> [REQUIRED WORK] Starting with the line that contains "OCR this image.", reproduce each line through the end of the entries exactly as written.

> [PROVIDED RECORDS]
BEGIN
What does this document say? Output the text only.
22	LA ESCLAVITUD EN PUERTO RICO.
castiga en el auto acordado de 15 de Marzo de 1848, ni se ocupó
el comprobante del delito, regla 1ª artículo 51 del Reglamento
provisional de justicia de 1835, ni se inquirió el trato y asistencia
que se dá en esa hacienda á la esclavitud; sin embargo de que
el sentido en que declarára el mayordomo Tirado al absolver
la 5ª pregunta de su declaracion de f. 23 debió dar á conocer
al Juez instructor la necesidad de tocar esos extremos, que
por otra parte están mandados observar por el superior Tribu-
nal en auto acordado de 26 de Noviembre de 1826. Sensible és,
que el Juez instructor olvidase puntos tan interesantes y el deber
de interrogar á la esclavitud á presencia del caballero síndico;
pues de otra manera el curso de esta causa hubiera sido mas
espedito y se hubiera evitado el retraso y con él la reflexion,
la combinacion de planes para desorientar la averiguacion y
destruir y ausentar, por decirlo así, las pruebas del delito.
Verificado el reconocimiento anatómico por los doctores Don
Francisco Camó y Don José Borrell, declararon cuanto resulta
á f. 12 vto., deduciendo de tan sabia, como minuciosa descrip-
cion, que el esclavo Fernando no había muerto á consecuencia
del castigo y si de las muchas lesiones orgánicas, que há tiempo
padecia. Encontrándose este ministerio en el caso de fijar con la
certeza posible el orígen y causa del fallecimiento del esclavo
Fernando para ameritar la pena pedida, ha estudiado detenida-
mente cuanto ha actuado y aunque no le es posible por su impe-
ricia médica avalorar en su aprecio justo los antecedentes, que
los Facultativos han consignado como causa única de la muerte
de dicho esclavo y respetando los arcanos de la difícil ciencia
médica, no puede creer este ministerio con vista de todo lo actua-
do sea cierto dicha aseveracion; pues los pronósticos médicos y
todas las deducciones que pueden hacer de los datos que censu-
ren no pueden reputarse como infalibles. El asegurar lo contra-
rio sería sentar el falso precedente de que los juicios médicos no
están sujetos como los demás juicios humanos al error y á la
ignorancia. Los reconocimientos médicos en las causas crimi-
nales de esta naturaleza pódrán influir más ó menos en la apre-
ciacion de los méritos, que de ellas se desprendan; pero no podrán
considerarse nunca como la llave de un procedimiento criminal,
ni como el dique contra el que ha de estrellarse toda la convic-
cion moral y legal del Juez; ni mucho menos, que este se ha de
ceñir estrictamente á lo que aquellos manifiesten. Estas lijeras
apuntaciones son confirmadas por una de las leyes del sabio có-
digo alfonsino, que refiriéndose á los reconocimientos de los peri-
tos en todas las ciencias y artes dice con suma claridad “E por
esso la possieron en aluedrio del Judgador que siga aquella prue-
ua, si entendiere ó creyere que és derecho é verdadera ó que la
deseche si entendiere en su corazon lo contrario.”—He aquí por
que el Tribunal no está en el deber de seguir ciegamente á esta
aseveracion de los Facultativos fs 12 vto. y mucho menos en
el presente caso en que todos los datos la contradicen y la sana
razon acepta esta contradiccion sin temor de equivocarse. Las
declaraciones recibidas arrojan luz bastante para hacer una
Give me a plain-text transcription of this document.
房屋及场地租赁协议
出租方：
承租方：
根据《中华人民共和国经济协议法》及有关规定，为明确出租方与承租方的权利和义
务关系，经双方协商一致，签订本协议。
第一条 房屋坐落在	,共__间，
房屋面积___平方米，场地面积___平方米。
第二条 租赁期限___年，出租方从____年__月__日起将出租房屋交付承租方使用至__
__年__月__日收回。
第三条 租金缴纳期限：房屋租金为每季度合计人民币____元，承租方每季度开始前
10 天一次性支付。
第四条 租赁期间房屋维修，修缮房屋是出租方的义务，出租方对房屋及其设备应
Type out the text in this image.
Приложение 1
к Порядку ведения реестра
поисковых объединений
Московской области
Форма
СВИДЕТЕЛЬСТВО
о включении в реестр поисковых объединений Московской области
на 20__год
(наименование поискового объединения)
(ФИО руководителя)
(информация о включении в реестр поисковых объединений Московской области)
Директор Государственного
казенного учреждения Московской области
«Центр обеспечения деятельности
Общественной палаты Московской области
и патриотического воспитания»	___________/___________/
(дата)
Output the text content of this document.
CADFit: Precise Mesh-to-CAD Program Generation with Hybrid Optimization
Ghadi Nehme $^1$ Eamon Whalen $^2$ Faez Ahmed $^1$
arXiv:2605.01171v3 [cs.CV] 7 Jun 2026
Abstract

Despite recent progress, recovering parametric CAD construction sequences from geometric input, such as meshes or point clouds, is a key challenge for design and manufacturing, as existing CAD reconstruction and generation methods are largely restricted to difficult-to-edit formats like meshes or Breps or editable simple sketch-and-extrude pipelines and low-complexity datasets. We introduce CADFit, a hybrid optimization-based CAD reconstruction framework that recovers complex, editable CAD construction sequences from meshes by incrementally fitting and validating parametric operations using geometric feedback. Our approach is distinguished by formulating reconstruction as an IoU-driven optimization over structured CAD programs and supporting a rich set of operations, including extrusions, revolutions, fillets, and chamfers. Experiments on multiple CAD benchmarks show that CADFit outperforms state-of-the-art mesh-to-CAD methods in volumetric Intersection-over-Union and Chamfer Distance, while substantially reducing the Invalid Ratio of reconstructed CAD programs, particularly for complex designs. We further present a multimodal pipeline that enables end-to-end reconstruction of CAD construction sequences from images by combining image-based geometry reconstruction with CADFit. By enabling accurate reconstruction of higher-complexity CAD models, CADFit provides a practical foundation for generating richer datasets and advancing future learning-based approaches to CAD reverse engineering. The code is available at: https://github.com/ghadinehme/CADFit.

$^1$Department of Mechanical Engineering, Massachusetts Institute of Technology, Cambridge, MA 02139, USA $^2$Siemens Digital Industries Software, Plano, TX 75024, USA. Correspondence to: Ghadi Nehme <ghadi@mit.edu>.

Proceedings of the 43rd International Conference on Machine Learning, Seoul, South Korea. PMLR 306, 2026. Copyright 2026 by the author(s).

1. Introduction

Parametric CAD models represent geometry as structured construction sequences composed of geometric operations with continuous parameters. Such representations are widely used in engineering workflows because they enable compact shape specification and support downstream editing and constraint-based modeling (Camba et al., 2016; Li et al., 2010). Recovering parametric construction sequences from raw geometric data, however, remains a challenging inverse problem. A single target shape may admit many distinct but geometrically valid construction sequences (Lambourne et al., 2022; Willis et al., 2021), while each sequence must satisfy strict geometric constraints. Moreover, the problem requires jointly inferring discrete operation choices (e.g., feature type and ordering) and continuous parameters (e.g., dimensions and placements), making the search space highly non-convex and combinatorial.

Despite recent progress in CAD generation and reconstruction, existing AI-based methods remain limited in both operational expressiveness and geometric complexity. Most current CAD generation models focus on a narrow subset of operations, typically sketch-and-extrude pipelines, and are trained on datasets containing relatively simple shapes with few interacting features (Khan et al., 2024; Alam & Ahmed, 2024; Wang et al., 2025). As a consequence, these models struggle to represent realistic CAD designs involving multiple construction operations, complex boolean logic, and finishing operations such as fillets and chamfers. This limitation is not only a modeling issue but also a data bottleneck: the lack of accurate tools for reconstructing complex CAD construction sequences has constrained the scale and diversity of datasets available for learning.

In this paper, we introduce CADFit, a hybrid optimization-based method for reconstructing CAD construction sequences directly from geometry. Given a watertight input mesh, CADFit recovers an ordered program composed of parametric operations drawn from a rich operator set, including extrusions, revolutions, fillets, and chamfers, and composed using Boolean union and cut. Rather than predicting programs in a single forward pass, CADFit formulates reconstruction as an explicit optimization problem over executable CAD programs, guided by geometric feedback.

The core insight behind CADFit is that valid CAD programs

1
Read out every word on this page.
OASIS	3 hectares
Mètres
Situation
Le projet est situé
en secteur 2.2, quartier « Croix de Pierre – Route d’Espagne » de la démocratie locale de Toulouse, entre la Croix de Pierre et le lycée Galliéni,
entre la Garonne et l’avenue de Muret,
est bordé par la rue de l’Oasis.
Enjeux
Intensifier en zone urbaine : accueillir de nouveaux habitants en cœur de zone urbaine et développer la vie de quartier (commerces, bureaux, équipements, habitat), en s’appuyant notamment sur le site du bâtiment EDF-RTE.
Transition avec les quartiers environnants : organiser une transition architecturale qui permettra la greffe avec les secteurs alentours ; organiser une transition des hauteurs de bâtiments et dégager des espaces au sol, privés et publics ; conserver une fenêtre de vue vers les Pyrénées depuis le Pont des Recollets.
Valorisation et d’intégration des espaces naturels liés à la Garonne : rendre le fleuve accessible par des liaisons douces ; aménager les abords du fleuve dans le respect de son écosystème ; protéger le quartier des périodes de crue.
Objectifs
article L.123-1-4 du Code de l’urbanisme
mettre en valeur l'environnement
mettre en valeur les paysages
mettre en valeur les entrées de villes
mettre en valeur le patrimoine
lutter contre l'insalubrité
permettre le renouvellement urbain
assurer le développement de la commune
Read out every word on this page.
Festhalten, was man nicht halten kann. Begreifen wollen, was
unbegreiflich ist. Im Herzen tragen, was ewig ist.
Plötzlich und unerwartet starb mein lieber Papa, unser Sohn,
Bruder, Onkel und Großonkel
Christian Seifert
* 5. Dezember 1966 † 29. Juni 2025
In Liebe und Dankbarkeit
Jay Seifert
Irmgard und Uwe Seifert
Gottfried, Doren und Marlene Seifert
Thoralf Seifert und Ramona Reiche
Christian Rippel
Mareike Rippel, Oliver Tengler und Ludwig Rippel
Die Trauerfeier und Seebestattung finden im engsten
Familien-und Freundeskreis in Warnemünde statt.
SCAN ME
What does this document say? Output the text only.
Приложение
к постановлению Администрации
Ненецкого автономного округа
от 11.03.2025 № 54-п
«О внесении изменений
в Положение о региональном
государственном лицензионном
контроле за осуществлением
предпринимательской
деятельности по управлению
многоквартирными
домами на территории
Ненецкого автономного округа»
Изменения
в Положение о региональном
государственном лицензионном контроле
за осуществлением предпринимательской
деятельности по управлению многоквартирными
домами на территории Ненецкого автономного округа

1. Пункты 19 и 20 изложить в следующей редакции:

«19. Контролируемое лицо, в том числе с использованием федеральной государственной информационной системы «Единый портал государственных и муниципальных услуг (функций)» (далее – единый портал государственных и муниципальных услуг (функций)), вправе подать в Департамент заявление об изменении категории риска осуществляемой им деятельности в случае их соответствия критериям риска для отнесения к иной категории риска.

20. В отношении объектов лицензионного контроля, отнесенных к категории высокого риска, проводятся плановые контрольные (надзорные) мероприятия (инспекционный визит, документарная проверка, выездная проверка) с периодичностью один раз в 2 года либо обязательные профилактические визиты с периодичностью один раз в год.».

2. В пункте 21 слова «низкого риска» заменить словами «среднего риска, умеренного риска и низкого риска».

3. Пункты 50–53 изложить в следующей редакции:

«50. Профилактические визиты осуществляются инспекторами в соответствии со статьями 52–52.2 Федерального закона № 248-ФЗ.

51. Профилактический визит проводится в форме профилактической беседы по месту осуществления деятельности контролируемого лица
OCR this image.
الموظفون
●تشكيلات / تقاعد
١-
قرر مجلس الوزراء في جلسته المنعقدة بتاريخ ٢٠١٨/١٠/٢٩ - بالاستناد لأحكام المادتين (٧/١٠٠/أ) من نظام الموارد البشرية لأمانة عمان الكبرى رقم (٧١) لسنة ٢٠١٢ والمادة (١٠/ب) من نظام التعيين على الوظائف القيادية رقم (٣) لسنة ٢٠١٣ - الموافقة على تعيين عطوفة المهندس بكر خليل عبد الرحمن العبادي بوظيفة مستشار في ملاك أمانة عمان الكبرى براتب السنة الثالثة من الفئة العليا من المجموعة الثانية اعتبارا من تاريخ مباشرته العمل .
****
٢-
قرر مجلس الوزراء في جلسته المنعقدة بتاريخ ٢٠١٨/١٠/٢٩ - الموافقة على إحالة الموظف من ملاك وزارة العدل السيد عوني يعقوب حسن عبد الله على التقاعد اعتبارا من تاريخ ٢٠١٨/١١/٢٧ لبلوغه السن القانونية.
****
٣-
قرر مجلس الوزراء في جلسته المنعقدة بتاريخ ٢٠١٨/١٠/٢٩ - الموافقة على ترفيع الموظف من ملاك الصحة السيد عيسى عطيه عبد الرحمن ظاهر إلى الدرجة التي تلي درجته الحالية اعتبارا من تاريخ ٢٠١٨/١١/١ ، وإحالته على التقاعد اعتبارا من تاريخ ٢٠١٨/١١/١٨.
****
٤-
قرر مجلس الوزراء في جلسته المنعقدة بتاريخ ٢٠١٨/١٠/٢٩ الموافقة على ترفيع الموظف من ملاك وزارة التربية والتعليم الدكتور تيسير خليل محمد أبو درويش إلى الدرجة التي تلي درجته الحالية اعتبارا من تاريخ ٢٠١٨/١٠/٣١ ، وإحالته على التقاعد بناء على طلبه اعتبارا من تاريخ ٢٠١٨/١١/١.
END
> [SOLVED PROBLEM]
OCR this image.
الموظفون
●تشكيلات / تقاعد
١-
قرر مجلس الوزراء في جلسته المنعقدة بتاريخ ٢٠١٨/١٠/٢٩ - بالاستناد لأحكام المادتين (٧/١٠٠/أ) من نظام الموارد البشرية لأمانة عمان الكبرى رقم (٧١) لسنة ٢٠١٢ والمادة (١٠/ب) من نظام التعيين على الوظائف القيادية رقم (٣) لسنة ٢٠١٣ - الموافقة على تعيين عطوفة المهندس بكر خليل عبد الرحمن العبادي بوظيفة مستشار في ملاك أمانة عمان الكبرى براتب السنة الثالثة من الفئة العليا من المجموعة الثانية اعتبارا من تاريخ مباشرته العمل .
****
٢-
قرر مجلس الوزراء في جلسته المنعقدة بتاريخ ٢٠١٨/١٠/٢٩ - الموافقة على إحالة الموظف من ملاك وزارة العدل السيد عوني يعقوب حسن عبد الله على التقاعد اعتبارا من تاريخ ٢٠١٨/١١/٢٧ لبلوغه السن القانونية.
****
٣-
قرر مجلس الوزراء في جلسته المنعقدة بتاريخ ٢٠١٨/١٠/٢٩ - الموافقة على ترفيع الموظف من ملاك الصحة السيد عيسى عطيه عبد الرحمن ظاهر إلى الدرجة التي تلي درجته الحالية اعتبارا من تاريخ ٢٠١٨/١١/١ ، وإحالته على التقاعد اعتبارا من تاريخ ٢٠١٨/١١/١٨.
****
٤-
قرر مجلس الوزراء في جلسته المنعقدة بتاريخ ٢٠١٨/١٠/٢٩ الموافقة على ترفيع الموظف من ملاك وزارة التربية والتعليم الدكتور تيسير خليل محمد أبو درويش إلى الدرجة التي تلي درجته الحالية اعتبارا من تاريخ ٢٠١٨/١٠/٣١ ، وإحالته على التقاعد بناء على طلبه اعتبارا من تاريخ ٢٠١٨/١١/١.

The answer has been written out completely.